## start

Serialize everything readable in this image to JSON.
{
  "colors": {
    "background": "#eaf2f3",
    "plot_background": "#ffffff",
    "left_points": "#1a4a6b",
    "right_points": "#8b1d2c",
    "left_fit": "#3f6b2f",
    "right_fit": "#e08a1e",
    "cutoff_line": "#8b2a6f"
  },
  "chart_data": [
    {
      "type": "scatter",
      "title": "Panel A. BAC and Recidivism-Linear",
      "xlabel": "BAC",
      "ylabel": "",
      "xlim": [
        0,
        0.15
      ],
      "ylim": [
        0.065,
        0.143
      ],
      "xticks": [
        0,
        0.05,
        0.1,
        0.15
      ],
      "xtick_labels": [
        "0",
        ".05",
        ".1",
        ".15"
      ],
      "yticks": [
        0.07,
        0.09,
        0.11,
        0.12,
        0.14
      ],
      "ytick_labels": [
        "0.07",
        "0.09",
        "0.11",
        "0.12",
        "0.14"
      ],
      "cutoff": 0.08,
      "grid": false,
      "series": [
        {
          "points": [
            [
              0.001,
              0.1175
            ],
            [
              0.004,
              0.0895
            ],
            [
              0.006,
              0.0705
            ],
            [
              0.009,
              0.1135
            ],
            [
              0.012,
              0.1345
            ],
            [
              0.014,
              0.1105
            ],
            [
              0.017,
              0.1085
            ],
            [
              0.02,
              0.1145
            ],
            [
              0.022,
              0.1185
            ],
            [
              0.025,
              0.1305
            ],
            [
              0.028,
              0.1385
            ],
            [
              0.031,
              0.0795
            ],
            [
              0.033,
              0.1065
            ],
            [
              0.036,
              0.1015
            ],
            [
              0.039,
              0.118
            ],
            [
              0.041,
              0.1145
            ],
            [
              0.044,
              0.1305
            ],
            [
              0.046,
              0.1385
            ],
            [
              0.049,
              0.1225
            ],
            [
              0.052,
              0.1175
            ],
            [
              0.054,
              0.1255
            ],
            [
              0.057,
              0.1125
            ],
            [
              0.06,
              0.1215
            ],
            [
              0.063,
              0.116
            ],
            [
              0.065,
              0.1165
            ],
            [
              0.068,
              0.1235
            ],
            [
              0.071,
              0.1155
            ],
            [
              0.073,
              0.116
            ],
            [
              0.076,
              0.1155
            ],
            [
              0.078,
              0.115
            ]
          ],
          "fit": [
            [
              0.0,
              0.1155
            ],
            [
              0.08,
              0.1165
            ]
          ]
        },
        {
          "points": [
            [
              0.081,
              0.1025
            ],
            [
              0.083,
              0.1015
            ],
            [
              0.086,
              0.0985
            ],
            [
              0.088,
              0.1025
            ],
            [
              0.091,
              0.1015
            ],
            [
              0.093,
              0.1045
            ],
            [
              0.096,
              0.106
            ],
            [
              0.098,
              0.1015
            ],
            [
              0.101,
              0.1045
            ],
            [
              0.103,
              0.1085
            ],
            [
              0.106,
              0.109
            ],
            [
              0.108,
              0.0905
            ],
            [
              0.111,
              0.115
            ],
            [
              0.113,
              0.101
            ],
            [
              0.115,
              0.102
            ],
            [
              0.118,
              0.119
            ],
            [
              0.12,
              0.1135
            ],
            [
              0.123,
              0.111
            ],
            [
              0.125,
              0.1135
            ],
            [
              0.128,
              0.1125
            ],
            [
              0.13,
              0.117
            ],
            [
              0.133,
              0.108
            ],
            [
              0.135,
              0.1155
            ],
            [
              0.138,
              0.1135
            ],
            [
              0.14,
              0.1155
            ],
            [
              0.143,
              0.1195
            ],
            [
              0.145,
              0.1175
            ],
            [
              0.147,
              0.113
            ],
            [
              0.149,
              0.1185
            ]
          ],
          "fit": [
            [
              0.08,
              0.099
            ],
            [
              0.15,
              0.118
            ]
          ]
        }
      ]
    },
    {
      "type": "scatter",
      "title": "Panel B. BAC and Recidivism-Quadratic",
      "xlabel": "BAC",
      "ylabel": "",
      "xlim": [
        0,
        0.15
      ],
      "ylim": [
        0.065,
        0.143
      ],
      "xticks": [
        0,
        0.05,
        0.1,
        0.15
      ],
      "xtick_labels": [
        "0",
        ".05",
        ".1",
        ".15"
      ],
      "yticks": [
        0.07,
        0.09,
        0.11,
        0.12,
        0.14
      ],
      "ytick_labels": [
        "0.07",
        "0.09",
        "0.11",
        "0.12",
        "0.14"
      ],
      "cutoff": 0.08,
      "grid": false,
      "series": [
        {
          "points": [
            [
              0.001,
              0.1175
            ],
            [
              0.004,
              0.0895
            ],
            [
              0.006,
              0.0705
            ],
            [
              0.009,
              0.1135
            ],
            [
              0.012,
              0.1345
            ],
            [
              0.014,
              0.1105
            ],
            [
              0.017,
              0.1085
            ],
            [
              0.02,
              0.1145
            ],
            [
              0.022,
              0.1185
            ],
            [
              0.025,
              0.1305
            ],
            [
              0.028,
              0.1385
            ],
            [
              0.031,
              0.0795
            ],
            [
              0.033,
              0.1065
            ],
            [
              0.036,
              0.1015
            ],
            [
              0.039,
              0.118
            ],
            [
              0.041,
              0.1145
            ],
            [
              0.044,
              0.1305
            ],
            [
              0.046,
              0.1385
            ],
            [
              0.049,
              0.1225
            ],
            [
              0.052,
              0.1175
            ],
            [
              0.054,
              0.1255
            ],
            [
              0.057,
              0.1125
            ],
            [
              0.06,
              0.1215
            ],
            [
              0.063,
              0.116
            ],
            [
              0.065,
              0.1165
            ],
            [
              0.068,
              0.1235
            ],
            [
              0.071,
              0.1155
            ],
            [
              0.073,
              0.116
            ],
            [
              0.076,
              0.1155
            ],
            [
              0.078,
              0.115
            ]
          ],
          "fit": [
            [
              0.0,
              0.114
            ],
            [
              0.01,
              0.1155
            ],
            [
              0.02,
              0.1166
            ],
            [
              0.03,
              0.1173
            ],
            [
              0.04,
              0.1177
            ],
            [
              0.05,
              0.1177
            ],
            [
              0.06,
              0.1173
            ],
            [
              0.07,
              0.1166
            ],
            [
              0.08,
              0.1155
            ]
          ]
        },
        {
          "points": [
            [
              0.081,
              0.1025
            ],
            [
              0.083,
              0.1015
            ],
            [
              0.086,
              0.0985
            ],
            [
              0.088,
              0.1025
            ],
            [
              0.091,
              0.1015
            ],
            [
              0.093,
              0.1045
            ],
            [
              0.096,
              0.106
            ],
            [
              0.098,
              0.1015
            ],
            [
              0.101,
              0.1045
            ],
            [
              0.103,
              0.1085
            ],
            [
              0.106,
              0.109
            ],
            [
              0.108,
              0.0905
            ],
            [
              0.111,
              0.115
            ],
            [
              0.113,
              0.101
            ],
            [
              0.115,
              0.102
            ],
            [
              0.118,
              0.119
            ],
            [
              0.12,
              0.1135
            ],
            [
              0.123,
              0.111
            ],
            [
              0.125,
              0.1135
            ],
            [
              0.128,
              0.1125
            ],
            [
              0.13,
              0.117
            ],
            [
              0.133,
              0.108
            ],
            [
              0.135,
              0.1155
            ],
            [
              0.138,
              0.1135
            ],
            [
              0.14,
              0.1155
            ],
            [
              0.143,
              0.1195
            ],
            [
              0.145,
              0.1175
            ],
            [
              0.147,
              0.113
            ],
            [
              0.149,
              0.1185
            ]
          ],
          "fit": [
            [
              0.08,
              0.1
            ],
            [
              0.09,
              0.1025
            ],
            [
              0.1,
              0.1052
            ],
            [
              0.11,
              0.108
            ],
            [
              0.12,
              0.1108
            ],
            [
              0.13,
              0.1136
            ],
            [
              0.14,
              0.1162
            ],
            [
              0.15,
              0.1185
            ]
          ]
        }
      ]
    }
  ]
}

## end

● EXERCISE:
Transcribe the entire listing above precisely.

● SOLUTION FOR THIS PROBLEM:
Serialize everything readable in this image to JSON.
{
  "colors": {
    "background": "#eaf2f3",
    "plot_background": "#ffffff",
    "left_points": "#1a4a6b",
    "right_points": "#8b1d2c",
    "left_fit": "#3f6b2f",
    "right_fit": "#e08a1e",
    "cutoff_line": "#8b2a6f"
  },
  "chart_data": [
    {
      "type": "scatter",
      "title": "Panel A. BAC and Recidivism-Linear",
      "xlabel": "BAC",
      "ylabel": "",
      "xlim": [
        0,
        0.15
      ],
      "ylim": [
        0.065,
        0.143
      ],
      "xticks": [
        0,
        0.05,
        0.1,
        0.15
      ],
      "xtick_labels": [
        "0",
        ".05",
        ".1",
        ".15"
      ],
      "yticks": [
        0.07,
        0.09,
        0.11,
        0.12,
        0.14
      ],
      "ytick_labels": [
        "0.07",
        "0.09",
        "0.11",
        "0.12",
        "0.14"
      ],
      "cutoff": 0.08,
      "grid": false,
      "series": [
        {
          "points": [
            [
              0.001,
              0.1175
            ],
            [
              0.004,
              0.0895
            ],
            [
              0.006,
              0.0705
            ],
            [
              0.009,
              0.1135
            ],
            [
              0.012,
              0.1345
            ],
            [
              0.014,
              0.1105
            ],
            [
              0.017,
              0.1085
            ],
            [
              0.02,
              0.1145
            ],
            [
              0.022,
              0.1185
            ],
            [
              0.025,
              0.1305
            ],
            [
              0.028,
              0.1385
            ],
            [
              0.031,
              0.0795
            ],
            [
              0.033,
              0.1065
            ],
            [
              0.036,
              0.1015
            ],
            [
              0.039,
              0.118
            ],
            [
              0.041,
              0.1145
            ],
            [
              0.044,
              0.1305
            ],
            [
              0.046,
              0.1385
            ],
            [
              0.049,
              0.1225
            ],
            [
              0.052,
              0.1175
            ],
            [
              0.054,
              0.1255
            ],
            [
              0.057,
              0.1125
            ],
            [
              0.06,
              0.1215
            ],
            [
              0.063,
              0.116
            ],
            [
              0.065,
              0.1165
            ],
            [
              0.068,
              0.1235
            ],
            [
              0.071,
              0.1155
            ],
            [
              0.073,
              0.116
            ],
            [
              0.076,
              0.1155
            ],
            [
              0.078,
              0.115
            ]
          ],
          "fit": [
            [
              0.0,
              0.1155
            ],
            [
              0.08,
              0.1165
            ]
          ]
        },
        {
          "points": [
            [
              0.081,
              0.1025
            ],
            [
              0.083,
              0.1015
            ],
            [
              0.086,
              0.0985
            ],
            [
              0.088,
              0.1025
            ],
            [
              0.091,
              0.1015
            ],
            [
              0.093,
              0.1045
            ],
            [
              0.096,
              0.106
            ],
            [
              0.098,
              0.1015
            ],
            [
              0.101,
              0.1045
            ],
            [
              0.103,
              0.1085
            ],
            [
              0.106,
              0.109
            ],
            [
              0.108,
              0.0905
            ],
            [
              0.111,
              0.115
            ],
            [
              0.113,
              0.101
            ],
            [
              0.115,
              0.102
            ],
            [
              0.118,
              0.119
            ],
            [
              0.12,
              0.1135
            ],
            [
              0.123,
              0.111
            ],
            [
              0.125,
              0.1135
            ],
            [
              0.128,
              0.1125
            ],
            [
              0.13,
              0.117
            ],
            [
              0.133,
              0.108
            ],
            [
              0.135,
              0.1155
            ],
            [
              0.138,
              0.1135
            ],
            [
              0.14,
              0.1155
            ],
            [
              0.143,
              0.1195
            ],
            [
              0.145,
              0.1175
            ],
            [
              0.147,
              0.113
            ],
            [
              0.149,
              0.1185
            ]
          ],
          "fit": [
            [
              0.08,
              0.099
            ],
            [
              0.15,
              0.118
            ]
          ]
        }
      ]
    },
    {
      "type": "scatter",
      "title": "Panel B. BAC and Recidivism-Quadratic",
      "xlabel": "BAC",
      "ylabel": "",
      "xlim": [
        0,
        0.15
      ],
      "ylim": [
        0.065,
        0.143
      ],
      "xticks": [
        0,
        0.05,
        0.1,
        0.15
      ],
      "xtick_labels": [
        "0",
        ".05",
        ".1",
        ".15"
      ],
      "yticks": [
        0.07,
        0.09,
        0.11,
        0.12,
        0.14
      ],
      "ytick_labels": [
        "0.07",
        "0.09",
        "0.11",
        "0.12",
        "0.14"
      ],
      "cutoff": 0.08,
      "grid": false,
      "series": [
        {
          "points": [
            [
              0.001,
              0.1175
            ],
            [
              0.004,
              0.0895
            ],
            [
              0.006,
              0.0705
            ],
            [
              0.009,
              0.1135
            ],
            [
              0.012,
              0.1345
            ],
            [
              0.014,
              0.1105
            ],
            [
              0.017,
              0.1085
            ],
            [
              0.02,
              0.1145
            ],
            [
              0.022,
              0.1185
            ],
            [
              0.025,
              0.1305
            ],
            [
              0.028,
              0.1385
            ],
            [
              0.031,
              0.0795
            ],
            [
              0.033,
              0.1065
            ],
            [
              0.036,
              0.1015
            ],
            [
              0.039,
              0.118
            ],
            [
              0.041,
              0.1145
            ],
            [
              0.044,
              0.1305
            ],
            [
              0.046,
              0.1385
            ],
            [
              0.049,
              0.1225
            ],
            [
              0.052,
              0.1175
            ],
            [
              0.054,
              0.1255
            ],
            [
              0.057,
              0.1125
            ],
            [
              0.06,
              0.1215
            ],
            [
              0.063,
              0.116
            ],
            [
              0.065,
              0.1165
            ],
            [
              0.068,
              0.1235
            ],
            [
              0.071,
              0.1155
            ],
            [
              0.073,
              0.116
            ],
            [
              0.076,
              0.1155
            ],
            [
              0.078,
              0.115
            ]
          ],
          "fit": [
            [
              0.0,
              0.114
            ],
            [
              0.01,
              0.1155
            ],
            [
              0.02,
              0.1166
            ],
            [
              0.03,
              0.1173
            ],
            [
              0.04,
              0.1177
            ],
            [
              0.05,
              0.1177
            ],
            [
              0.06,
              0.1173
            ],
            [
              0.07,
              0.1166
            ],
            [
              0.08,
              0.1155
            ]
          ]
        },
        {
          "points": [
            [
              0.081,
              0.1025
            ],
            [
              0.083,
              0.1015
            ],
            [
              0.086,
              0.0985
            ],
            [
              0.088,
              0.1025
            ],
            [
              0.091,
              0.1015
            ],
            [
              0.093,
              0.1045
            ],
            [
              0.096,
              0.106
            ],
            [
              0.098,
              0.1015
            ],
            [
              0.101,
              0.1045
            ],
            [
              0.103,
              0.1085
            ],
            [
              0.106,
              0.109
            ],
            [
              0.108,
              0.0905
            ],
            [
              0.111,
              0.115
            ],
            [
              0.113,
              0.101
            ],
            [
              0.115,
              0.102
            ],
            [
              0.118,
              0.119
            ],
            [
              0.12,
              0.1135
            ],
            [
              0.123,
              0.111
            ],
            [
              0.125,
              0.1135
            ],
            [
              0.128,
              0.1125
            ],
            [
              0.13,
              0.117
            ],
            [
              0.133,
              0.108
            ],
            [
              0.135,
              0.1155
            ],
            [
              0.138,
              0.1135
            ],
            [
              0.14,
              0.1155
            ],
            [
              0.143,
              0.1195
            ],
            [
              0.145,
              0.1175
            ],
            [
              0.147,
              0.113
            ],
            [
              0.149,
              0.1185
            ]
          ],
          "fit": [
            [
              0.08,
              0.1
            ],
            [
              0.09,
              0.1025
            ],
            [
              0.1,
              0.1052
            ],
            [
              0.11,
              0.108
            ],
            [
              0.12,
              0.1108
            ],
            [
              0.13,
              0.1136
            ],
            [
              0.14,
              0.1162
            ],
            [
              0.15,
              0.1185
            ]
          ]
        }
      ]
    }
  ]
}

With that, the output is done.